:: Given instruction ::
Output the data below in full, byte for byte. Nothing may differ.

[START OF Data shown]

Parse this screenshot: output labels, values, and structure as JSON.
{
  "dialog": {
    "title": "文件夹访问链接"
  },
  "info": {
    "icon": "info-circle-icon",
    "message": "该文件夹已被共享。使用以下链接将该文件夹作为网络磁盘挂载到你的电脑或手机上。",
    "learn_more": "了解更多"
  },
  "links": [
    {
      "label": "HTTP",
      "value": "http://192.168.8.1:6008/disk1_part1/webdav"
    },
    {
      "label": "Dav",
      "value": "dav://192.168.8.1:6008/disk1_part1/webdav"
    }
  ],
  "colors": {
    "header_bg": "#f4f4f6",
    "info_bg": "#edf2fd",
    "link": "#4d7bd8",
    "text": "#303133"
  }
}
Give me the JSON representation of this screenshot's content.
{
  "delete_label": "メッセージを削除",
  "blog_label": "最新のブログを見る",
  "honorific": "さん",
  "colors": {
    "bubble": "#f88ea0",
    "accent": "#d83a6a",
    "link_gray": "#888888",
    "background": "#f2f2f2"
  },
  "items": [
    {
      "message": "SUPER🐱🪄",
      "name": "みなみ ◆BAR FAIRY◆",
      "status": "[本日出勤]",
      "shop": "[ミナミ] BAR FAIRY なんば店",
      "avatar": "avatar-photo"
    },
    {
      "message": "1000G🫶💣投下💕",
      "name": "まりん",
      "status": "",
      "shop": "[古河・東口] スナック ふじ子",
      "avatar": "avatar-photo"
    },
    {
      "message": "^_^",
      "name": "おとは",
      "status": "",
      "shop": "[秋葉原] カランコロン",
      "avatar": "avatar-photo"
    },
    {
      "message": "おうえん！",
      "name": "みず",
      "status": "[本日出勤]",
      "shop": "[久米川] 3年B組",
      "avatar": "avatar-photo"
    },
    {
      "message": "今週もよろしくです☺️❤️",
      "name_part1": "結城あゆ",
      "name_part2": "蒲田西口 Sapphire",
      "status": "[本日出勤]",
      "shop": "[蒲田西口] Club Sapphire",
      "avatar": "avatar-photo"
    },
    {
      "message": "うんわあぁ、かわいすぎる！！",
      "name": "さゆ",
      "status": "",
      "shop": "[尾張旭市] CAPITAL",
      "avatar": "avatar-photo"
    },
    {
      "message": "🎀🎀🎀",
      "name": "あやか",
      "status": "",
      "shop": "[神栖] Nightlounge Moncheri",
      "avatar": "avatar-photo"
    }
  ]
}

[END OF Data shown]

:: Correct output ::
Parse this screenshot: output labels, values, and structure as JSON.
{
  "dialog": {
    "title": "文件夹访问链接"
  },
  "info": {
    "icon": "info-circle-icon",
    "message": "该文件夹已被共享。使用以下链接将该文件夹作为网络磁盘挂载到你的电脑或手机上。",
    "learn_more": "了解更多"
  },
  "links": [
    {
      "label": "HTTP",
      "value": "http://192.168.8.1:6008/disk1_part1/webdav"
    },
    {
      "label": "Dav",
      "value": "dav://192.168.8.1:6008/disk1_part1/webdav"
    }
  ],
  "colors": {
    "header_bg": "#f4f4f6",
    "info_bg": "#edf2fd",
    "link": "#4d7bd8",
    "text": "#303133"
  }
}
Give me the JSON representation of this screenshot's content.
{
  "delete_label": "メッセージを削除",
  "blog_label": "最新のブログを見る",
  "honorific": "さん",
  "colors": {
    "bubble": "#f88ea0",
    "accent": "#d83a6a",
    "link_gray": "#888888",
    "background": "#f2f2f2"
  },
  "items": [
    {
      "message": "SUPER🐱🪄",
      "name": "みなみ ◆BAR FAIRY◆",
      "status": "[本日出勤]",
      "shop": "[ミナミ] BAR FAIRY なんば店",
      "avatar": "avatar-photo"
    },
    {
      "message": "1000G🫶💣投下💕",
      "name": "まりん",
      "status": "",
      "shop": "[古河・東口] スナック ふじ子",
      "avatar": "avatar-photo"
    },
    {
      "message": "^_^",
      "name": "おとは",
      "status": "",
      "shop": "[秋葉原] カランコロン",
      "avatar": "avatar-photo"
    },
    {
      "message": "おうえん！",
      "name": "みず",
      "status": "[本日出勤]",
      "shop": "[久米川] 3年B組",
      "avatar": "avatar-photo"
    },
    {
      "message": "今週もよろしくです☺️❤️",
      "name_part1": "結城あゆ",
      "name_part2": "蒲田西口 Sapphire",
      "status": "[本日出勤]",
      "shop": "[蒲田西口] Club Sapphire",
      "avatar": "avatar-photo"
    },
    {
      "message": "うんわあぁ、かわいすぎる！！",
      "name": "さゆ",
      "status": "",
      "shop": "[尾張旭市] CAPITAL",
      "avatar": "avatar-photo"
    },
    {
      "message": "🎀🎀🎀",
      "name": "あやか",
      "status": "",
      "shop": "[神栖] Nightlounge Moncheri",
      "avatar": "avatar-photo"
    }
  ]
}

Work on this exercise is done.